**Work required**:
Continue the passage below on China's new rules for foreign investment in commercial sectors, starting right after its last sentence.

As a member of the WTO, the Chinese government is scheduled to fully open up its market to the international business community by 11 December 2004. The Chinese Ministry of Commerce recently issued a new foreign trading policy, Shangwubuling [2004]No. 8 "Administrative Measures of Foreign Investment in Commercial Sectors" ("Administrative Measures"), to meet the foreign trading requirements of the WTO treaty. As from 1 June 2004, this new policy will replace the current "Provisional Measures for Foreign Investment by Commercial Enterprise" ("Provisional Measures") issued in June 1999, which sets forth rules and regulations for Foreign Invested Commercial Enterprises ("FICEs") to conduct commission agency, wholesale, retail and franchise businesses in China.

Compared to the Provisional Measures, the Administrative Measures impose far fewer restrictions on foreign investors wishing to carry out trade in China.

Currently, foreign investors generally are not permitted to import or export goods and sell them directly to Chinese customers. In most cases, foreign investors must conduct their trading business through an import or export company or by establishing a trading company in one of the free trade zones. Alternatively, foreign investors may set up a FICE with a Chinese partner to conduct cross border trade and sell products directly to Chinese customers through wholesale, retail or franchise outlets. However, because the Provisional Measures impose numerous restrictions on foreign investors' ability to set up a FICE, many foreign investors are unable to satisfy the requirements and thus are left with few viable options.

**Extracted records**:
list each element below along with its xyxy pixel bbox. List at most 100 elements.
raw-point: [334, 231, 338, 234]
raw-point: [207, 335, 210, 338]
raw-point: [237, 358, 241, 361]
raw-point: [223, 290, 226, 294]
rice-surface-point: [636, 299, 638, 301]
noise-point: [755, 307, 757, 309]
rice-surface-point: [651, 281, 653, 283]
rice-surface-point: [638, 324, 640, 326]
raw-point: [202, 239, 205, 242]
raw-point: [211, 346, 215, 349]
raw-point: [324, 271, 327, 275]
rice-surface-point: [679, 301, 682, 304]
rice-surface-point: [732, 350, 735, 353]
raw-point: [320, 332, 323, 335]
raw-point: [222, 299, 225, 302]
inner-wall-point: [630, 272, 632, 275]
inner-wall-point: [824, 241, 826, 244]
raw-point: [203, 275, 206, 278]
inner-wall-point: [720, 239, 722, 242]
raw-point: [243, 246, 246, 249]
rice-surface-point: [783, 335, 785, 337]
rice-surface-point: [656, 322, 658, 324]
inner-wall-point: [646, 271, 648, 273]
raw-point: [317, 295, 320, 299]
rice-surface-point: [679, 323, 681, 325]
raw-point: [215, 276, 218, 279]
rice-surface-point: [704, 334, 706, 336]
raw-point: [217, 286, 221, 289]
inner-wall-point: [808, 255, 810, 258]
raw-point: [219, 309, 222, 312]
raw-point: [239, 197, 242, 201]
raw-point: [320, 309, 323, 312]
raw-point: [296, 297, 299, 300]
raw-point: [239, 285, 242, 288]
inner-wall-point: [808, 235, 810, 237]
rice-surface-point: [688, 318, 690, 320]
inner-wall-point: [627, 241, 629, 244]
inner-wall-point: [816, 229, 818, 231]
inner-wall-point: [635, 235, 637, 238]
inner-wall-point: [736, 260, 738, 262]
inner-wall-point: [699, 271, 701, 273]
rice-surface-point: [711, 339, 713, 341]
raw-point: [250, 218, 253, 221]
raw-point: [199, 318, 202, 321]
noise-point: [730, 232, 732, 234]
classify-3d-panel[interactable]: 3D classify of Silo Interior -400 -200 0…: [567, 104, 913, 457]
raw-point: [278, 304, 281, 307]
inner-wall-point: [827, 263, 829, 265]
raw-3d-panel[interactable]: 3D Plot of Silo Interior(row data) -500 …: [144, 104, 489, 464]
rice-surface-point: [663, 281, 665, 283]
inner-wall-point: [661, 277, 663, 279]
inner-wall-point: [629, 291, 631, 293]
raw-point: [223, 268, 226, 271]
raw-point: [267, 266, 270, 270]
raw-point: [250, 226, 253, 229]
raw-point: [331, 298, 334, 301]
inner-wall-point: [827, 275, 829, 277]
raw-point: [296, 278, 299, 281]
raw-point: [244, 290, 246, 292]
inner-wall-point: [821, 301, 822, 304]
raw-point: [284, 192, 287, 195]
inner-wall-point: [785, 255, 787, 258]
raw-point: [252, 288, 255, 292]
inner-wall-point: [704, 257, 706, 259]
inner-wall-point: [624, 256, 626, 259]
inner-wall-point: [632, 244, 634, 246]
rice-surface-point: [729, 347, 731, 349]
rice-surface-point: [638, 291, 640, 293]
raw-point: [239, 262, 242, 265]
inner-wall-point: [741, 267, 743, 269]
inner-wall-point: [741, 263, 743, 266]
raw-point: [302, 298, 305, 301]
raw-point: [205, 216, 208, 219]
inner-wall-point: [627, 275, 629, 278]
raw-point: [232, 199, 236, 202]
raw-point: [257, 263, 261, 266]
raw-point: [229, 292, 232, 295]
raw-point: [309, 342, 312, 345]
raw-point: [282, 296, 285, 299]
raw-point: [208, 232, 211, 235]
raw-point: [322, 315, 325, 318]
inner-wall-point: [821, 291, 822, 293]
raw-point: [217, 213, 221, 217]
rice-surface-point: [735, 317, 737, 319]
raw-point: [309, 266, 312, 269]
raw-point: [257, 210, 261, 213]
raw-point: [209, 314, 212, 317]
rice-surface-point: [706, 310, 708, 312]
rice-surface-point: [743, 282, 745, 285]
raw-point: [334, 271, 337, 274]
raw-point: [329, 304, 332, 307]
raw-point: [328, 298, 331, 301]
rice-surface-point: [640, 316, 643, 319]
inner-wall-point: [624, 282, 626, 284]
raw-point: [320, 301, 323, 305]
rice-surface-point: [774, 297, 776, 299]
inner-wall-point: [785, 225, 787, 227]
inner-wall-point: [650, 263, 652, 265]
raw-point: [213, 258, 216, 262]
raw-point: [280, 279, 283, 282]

**Exercise result**:
As from 1 June 2004, the new rules for FICEs will significantly improve opportunities for foreign investors, in particular with respect to the wholesale, retail and franchise sectors. Major policy changes enunciated in the Administrative Measures include the following:

  • Foreign investors will no longer be required to own less than 65% of a FICE. Further, after 11 December 2004, foreign investors will be allowed to set up a wholly owned foreign commercial enterprise that conducts a commission agency, wholesale, retail or franchise business with its own import and export rights.
  • Now assets or sales volume requirements will be imposed on Chinese or foreign investors of FICEs.
  • The minimum registered capital requirement of FICEs will be reduced significantly to the amount provided for in the PRC Company Law. According to the Company Law, the minimum registered capital should be no less than RMB500,000 for foreign-invested wholesale companies and RMB300,000 for foreign-invested retail companies.

As a result of these changes, the China market will become available, for the first time, to many small and medium-sized foreign companies that are interested in doing business in China through their own distribution systems and / or retail stores.

The Administrative Measures also provide that as from 1 January 2004, commercial service providers from the Hong Kong Special Administrative Region and the Macao Special Administrative Region may establish wholly owned foreign commercial enterprises in China to import and export goods and sell products through commission agency, wholesale, retail and franchise outlets.

According to the Administrative Measures, foreign investors that intend to establish a joint venture of a commercial enterprise or wholly owned foreign commercial enterprise after 11 December 2004 should apply to the local provincial Ministry of Commerce ("Local MOC") for approval. Once the Local MOC receives all the relevant documentation, it should take no more than one month to conduct a preliminary review and present the application to the MOC for final approval. The MOC should make its decision on the application within three months.

If a foreign investor has already set up a joint venture or wholly owned foreign enterprise in China, it may expand or change the scope of its business to include wholesale, retail, franchise and trade as permitted by the FICE from the effective date of the new policy. No further information is provided in the Administrative Measures as to the procedures and required documents for making such a change.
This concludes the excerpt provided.